> **EXERCISE INSTRUCTIONS**
All lines in the data bearing the string "approximate" should be identified and copied.

(Figure dataset records)

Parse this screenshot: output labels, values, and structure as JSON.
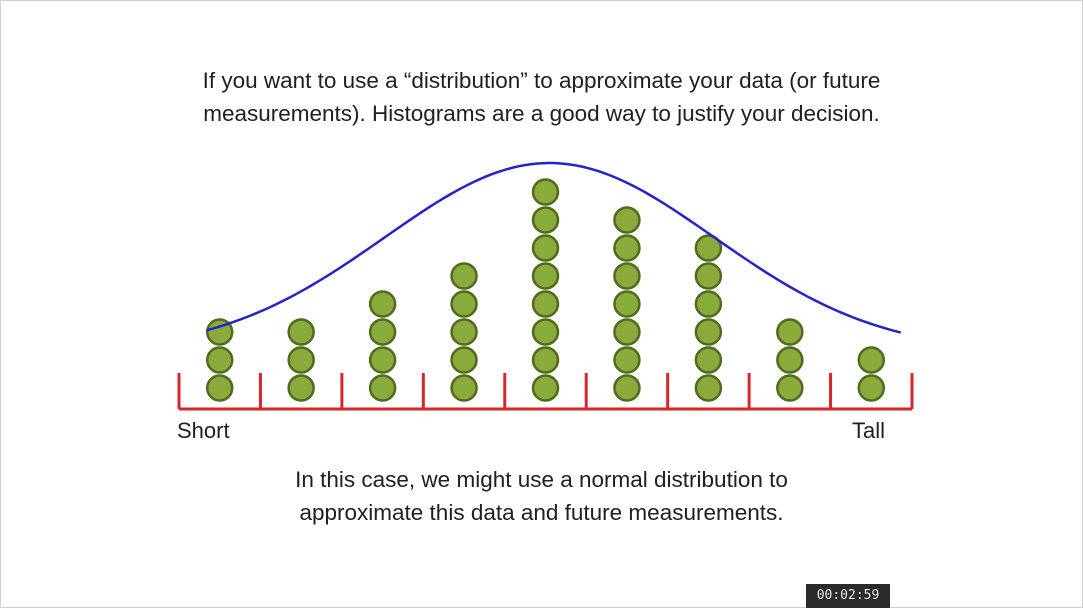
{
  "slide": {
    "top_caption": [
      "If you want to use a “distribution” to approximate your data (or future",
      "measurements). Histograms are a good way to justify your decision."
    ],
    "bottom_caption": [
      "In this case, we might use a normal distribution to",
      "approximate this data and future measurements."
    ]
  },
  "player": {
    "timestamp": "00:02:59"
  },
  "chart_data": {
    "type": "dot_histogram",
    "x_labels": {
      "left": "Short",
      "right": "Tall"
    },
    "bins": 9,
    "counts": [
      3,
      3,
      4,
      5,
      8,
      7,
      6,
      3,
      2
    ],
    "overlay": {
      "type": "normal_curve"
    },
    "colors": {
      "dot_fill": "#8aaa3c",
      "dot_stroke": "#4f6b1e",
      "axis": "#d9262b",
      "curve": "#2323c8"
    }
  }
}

> **ANSWER**
      "If you want to use a “distribution” to approximate your data (or future",
      "approximate this data and future measurements."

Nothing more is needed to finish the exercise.